[Task brief]:
Each line in the entries below that holds the string "from" is to be listed.

[Entries shown]:
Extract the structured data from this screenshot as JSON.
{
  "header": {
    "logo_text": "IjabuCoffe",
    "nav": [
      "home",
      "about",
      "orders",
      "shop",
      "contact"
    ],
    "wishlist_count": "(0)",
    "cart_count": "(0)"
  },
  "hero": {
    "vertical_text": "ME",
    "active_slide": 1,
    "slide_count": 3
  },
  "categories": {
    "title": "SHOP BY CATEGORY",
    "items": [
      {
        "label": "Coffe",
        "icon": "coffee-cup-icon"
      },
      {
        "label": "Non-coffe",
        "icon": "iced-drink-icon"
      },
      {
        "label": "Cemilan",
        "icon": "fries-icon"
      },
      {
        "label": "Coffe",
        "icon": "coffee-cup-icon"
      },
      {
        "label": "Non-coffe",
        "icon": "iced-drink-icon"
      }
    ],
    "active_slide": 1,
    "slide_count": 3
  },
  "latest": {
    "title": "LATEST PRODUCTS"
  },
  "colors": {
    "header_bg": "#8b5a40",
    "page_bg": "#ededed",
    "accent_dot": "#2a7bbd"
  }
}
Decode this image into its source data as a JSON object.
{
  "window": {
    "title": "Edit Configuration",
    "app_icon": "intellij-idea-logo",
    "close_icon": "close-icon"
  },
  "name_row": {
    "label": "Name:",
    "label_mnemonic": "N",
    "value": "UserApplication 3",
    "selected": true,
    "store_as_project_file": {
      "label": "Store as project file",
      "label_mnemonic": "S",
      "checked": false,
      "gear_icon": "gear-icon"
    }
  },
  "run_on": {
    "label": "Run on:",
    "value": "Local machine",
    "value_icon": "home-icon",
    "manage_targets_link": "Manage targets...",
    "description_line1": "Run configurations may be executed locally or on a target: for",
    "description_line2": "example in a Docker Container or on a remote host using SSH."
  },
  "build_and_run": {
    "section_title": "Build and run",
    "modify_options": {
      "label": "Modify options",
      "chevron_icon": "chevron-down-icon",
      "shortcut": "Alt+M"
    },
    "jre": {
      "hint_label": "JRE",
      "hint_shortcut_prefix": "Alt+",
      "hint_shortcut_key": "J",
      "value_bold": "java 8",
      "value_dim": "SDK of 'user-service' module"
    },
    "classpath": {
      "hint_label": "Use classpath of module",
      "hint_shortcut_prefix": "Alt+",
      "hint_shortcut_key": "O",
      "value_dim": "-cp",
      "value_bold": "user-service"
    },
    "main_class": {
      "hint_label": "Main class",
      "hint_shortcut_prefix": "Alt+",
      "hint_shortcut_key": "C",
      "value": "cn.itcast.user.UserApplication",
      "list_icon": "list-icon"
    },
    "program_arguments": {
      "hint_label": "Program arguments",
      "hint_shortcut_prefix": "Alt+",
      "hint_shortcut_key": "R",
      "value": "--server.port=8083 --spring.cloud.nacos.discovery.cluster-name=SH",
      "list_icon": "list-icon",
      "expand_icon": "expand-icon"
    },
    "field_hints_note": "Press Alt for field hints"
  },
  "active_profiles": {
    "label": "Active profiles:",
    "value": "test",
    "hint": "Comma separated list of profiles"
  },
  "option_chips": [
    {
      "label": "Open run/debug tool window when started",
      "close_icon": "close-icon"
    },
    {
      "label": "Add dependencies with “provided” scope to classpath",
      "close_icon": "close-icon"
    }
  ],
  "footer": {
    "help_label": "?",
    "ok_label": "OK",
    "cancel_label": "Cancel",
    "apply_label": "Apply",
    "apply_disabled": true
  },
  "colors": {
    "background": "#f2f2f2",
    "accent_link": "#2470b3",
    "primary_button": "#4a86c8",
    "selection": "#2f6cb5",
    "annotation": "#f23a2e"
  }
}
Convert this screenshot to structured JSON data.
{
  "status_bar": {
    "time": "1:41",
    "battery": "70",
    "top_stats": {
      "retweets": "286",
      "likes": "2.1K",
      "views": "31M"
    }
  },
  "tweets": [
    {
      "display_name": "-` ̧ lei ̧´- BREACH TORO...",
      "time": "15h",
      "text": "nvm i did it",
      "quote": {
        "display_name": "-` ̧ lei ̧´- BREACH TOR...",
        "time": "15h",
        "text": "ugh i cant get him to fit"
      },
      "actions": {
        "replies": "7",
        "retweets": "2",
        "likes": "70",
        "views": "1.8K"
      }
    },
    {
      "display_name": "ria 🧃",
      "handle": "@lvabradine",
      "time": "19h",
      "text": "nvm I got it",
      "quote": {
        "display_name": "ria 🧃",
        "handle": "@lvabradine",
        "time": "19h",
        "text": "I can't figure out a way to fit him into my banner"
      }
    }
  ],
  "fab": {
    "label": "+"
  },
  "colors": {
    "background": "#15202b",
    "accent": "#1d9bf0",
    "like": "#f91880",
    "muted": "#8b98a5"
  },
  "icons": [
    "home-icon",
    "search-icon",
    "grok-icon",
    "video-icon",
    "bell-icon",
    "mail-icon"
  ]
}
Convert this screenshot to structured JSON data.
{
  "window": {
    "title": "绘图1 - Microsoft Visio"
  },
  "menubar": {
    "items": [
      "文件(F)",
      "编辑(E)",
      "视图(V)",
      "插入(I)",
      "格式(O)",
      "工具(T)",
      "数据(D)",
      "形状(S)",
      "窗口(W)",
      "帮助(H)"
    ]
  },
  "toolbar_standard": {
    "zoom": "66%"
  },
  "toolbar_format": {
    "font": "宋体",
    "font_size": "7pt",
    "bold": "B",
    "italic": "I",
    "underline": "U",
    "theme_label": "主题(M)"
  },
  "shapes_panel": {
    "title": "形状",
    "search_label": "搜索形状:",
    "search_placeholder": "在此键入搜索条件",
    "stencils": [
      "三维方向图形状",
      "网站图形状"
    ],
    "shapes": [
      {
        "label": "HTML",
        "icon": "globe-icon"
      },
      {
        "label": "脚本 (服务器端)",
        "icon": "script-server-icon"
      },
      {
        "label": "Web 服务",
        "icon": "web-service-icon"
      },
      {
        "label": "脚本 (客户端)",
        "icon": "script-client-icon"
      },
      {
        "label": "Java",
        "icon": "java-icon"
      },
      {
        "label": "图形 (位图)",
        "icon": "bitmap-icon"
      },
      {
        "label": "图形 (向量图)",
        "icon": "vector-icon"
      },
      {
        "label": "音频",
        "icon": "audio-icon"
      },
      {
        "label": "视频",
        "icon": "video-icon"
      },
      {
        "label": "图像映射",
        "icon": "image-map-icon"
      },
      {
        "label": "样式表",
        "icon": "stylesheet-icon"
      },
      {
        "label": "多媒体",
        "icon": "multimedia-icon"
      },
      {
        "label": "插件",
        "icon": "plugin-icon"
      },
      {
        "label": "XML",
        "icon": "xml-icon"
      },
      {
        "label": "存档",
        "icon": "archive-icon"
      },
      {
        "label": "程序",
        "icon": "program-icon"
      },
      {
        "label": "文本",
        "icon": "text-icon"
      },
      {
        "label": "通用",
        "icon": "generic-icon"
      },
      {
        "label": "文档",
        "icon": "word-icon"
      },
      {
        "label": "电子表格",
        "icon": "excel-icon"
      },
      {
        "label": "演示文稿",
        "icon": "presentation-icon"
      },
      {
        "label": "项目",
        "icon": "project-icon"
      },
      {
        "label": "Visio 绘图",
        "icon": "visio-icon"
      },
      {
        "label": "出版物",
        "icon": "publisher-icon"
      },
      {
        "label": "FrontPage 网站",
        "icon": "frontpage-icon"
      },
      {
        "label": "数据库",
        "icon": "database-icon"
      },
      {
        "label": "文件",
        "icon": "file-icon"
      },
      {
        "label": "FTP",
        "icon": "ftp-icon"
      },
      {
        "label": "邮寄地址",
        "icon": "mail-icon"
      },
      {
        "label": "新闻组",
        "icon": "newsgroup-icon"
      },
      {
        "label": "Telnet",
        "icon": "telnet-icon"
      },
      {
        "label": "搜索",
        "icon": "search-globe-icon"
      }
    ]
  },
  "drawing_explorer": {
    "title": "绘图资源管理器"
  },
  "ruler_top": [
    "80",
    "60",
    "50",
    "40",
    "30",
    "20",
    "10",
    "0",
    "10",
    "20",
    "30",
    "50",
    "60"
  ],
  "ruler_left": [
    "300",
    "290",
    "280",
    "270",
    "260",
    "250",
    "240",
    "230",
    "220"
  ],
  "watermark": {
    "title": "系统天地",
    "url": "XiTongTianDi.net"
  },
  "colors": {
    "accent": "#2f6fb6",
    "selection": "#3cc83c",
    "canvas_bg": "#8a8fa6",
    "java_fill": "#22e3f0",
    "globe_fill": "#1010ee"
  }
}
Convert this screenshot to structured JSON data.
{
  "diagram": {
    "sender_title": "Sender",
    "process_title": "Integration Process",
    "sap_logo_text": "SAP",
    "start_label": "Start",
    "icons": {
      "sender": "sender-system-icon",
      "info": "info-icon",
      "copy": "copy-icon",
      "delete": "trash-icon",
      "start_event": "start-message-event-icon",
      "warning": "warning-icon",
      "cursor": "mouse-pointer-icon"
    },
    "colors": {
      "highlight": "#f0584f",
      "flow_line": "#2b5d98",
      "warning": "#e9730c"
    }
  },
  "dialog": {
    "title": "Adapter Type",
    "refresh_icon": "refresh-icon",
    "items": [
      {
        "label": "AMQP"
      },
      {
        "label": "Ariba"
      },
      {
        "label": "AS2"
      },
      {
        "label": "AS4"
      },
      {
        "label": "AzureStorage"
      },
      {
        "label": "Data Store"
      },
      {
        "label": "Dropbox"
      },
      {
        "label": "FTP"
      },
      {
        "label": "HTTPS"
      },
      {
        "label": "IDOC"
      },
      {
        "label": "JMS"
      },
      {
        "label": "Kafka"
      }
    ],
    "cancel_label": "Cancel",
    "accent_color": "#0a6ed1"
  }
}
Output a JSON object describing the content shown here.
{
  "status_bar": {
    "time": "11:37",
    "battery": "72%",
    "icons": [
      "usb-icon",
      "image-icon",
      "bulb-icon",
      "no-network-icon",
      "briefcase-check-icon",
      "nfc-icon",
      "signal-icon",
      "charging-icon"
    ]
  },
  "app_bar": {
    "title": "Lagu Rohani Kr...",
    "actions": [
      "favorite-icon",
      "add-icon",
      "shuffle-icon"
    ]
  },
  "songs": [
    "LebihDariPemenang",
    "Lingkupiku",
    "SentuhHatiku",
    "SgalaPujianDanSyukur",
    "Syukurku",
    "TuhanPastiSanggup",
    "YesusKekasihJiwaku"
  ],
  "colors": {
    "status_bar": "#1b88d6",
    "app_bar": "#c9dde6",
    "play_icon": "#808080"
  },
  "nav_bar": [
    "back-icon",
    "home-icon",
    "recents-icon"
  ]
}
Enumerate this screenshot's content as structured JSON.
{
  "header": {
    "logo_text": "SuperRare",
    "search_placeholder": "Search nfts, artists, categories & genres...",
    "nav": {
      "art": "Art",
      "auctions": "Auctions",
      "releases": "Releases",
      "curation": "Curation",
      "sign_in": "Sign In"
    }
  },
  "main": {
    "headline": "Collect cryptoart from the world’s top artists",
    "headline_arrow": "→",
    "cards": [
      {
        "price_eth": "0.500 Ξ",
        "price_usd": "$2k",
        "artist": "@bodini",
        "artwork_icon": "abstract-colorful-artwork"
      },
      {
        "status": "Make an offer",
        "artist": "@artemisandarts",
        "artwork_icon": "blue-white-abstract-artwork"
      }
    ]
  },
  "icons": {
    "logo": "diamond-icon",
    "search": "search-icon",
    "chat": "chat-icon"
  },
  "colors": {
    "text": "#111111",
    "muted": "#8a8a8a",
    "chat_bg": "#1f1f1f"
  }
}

[Correct result]:
Extract the structured data from this screenshot as JSON.
    "headline": "Collect cryptoart from the world’s top artists",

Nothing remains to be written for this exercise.